Request:
Scan the listing below and copy every line holding "JSON".

The input:
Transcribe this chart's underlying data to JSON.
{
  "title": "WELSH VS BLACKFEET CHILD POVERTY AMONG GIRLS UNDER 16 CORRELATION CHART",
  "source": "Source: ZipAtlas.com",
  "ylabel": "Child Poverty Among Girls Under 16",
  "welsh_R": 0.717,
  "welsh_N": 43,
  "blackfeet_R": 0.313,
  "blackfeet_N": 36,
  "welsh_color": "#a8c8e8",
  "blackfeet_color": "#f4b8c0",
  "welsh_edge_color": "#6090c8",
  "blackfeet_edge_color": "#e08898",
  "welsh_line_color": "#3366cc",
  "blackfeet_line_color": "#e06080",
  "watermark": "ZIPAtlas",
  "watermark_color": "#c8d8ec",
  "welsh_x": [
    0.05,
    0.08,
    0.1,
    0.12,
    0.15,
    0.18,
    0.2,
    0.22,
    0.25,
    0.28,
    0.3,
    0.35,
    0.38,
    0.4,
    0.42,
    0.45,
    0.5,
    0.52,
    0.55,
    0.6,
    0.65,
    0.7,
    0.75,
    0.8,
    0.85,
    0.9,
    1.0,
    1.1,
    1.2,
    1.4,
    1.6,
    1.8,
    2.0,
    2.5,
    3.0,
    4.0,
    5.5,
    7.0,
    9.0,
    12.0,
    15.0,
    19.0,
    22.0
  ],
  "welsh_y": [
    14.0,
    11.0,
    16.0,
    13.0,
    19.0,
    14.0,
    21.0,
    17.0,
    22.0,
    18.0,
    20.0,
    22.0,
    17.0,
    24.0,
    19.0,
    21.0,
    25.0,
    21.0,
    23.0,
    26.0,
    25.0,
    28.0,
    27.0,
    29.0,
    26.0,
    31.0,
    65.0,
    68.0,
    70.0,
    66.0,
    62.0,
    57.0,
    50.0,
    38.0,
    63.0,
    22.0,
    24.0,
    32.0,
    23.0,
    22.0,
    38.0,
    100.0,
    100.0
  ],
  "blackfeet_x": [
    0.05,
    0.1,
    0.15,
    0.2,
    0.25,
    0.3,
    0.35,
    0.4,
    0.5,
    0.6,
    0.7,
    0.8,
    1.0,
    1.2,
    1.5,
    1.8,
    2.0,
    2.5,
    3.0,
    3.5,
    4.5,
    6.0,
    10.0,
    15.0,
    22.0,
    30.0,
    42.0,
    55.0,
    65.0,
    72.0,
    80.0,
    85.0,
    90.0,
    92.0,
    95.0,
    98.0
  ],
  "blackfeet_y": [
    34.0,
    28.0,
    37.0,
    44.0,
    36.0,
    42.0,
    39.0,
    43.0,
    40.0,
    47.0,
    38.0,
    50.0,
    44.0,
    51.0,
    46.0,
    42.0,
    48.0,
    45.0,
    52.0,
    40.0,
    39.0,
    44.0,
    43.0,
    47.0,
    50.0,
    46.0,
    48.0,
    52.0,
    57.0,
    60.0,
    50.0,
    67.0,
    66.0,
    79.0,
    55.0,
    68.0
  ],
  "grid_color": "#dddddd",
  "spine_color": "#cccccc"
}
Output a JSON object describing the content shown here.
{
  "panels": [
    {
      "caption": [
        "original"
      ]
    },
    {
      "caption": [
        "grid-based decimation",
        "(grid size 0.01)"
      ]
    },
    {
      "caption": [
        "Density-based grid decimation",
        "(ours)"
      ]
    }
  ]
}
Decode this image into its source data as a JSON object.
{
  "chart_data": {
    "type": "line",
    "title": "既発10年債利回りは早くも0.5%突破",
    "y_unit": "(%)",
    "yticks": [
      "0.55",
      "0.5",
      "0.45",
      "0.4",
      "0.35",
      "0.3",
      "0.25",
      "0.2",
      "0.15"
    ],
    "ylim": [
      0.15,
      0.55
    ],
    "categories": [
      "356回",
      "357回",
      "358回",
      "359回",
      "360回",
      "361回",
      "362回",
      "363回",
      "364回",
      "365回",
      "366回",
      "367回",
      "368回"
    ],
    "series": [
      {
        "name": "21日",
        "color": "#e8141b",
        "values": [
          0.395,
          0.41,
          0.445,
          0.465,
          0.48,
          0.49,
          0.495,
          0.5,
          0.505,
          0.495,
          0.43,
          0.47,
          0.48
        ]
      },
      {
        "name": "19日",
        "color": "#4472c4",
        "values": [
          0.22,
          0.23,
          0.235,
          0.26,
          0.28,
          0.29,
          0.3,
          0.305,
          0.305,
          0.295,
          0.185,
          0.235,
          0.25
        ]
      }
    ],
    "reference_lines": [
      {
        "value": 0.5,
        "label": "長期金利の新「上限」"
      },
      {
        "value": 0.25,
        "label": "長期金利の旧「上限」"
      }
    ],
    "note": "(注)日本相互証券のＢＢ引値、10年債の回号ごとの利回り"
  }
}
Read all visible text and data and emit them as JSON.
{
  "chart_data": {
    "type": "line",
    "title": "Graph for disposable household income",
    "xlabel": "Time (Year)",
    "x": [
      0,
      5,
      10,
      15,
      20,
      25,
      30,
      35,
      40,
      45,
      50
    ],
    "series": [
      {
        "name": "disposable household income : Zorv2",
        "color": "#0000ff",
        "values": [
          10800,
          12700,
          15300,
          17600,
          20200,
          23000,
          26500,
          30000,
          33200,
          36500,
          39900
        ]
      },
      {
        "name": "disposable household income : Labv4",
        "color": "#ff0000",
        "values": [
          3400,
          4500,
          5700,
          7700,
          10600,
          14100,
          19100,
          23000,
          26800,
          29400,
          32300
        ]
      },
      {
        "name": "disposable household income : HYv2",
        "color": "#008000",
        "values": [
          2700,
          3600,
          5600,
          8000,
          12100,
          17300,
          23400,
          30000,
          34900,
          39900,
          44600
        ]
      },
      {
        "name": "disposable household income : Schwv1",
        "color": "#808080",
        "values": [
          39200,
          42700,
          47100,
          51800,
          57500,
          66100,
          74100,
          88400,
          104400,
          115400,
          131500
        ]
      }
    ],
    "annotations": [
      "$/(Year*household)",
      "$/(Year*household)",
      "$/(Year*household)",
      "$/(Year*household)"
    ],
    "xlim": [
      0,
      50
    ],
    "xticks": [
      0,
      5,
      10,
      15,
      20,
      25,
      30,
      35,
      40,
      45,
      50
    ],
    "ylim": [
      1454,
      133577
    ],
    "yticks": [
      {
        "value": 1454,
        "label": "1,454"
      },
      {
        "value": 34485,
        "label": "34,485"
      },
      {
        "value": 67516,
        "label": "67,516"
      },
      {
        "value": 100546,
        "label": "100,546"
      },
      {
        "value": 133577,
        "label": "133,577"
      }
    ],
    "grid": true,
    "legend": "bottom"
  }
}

Full answer:
Transcribe this chart's underlying data to JSON.
Output a JSON object describing the content shown here.
Decode this image into its source data as a JSON object.
Read all visible text and data and emit them as JSON.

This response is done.